(Dataset records)
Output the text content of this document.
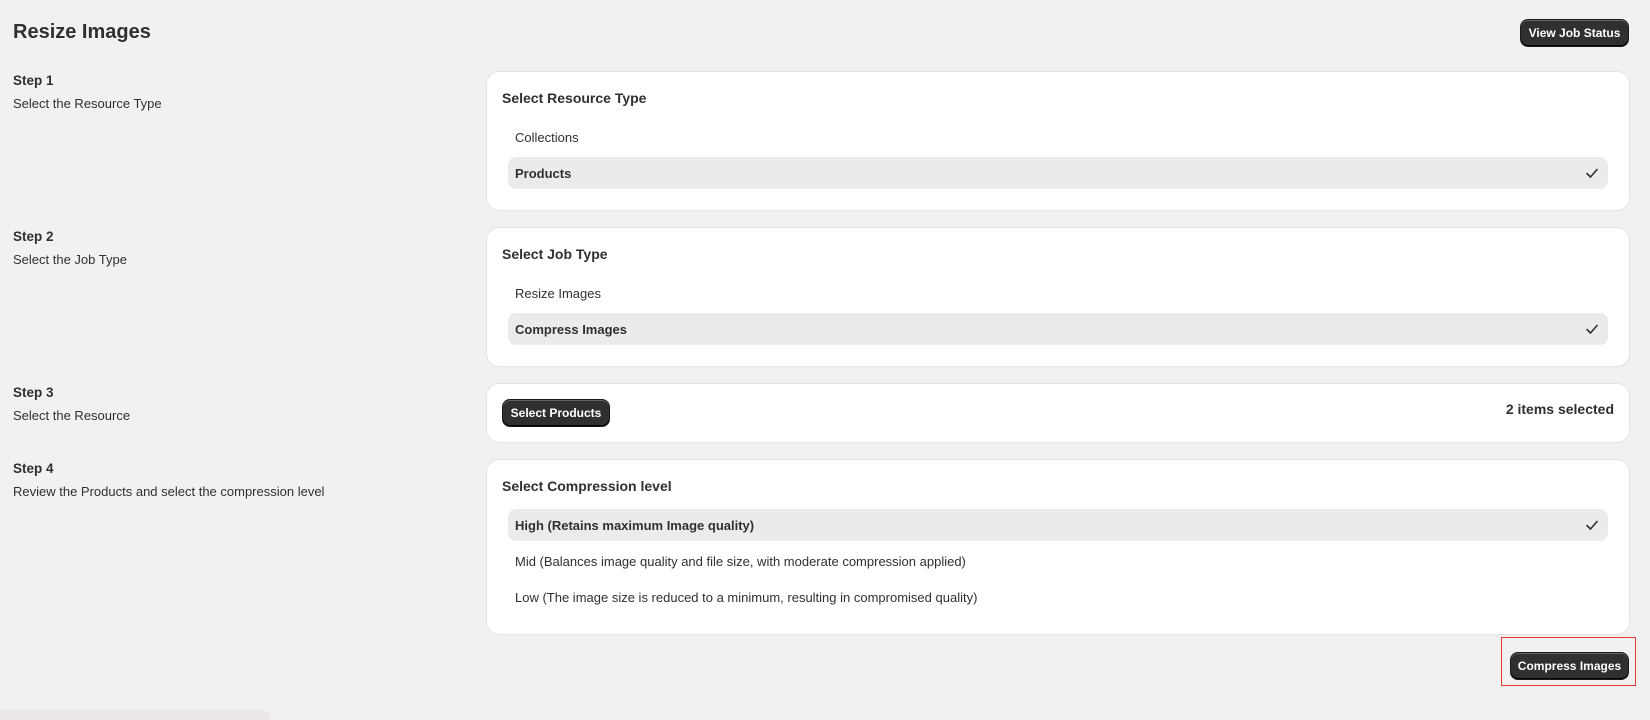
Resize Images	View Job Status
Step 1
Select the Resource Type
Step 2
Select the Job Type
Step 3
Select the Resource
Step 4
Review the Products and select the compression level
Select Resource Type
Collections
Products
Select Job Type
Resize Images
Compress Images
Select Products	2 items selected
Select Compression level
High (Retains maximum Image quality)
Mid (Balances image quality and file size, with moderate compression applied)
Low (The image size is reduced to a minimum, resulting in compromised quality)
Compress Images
* * *
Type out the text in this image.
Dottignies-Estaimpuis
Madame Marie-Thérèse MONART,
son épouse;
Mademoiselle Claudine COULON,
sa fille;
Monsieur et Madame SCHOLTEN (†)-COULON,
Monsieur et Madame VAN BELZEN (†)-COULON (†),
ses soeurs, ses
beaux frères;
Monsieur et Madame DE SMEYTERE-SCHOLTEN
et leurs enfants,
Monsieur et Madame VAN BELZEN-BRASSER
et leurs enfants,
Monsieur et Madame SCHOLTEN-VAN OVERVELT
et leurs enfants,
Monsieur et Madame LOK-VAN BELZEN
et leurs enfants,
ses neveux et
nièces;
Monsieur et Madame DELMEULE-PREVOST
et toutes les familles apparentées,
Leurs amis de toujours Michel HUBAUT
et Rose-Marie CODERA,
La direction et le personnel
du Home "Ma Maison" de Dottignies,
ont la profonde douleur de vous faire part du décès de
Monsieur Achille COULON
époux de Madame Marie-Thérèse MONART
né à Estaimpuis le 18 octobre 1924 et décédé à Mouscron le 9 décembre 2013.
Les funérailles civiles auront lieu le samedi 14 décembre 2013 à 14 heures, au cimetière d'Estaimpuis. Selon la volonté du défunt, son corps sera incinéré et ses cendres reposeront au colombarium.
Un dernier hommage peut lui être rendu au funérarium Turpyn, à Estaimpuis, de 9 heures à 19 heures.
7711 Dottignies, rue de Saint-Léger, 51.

What is needed => Select and copy each line from the data that includes the word "heures".

Exercise solution =>
Les funérailles civiles auront lieu le samedi 14 décembre 2013 à 14 heures, au cimetière d'Estaimpuis. Selon la volonté du défunt, son corps sera incinéré et ses cendres reposeront au colombarium.
Un dernier hommage peut lui être rendu au funérarium Turpyn, à Estaimpuis, de 9 heures à 19 heures.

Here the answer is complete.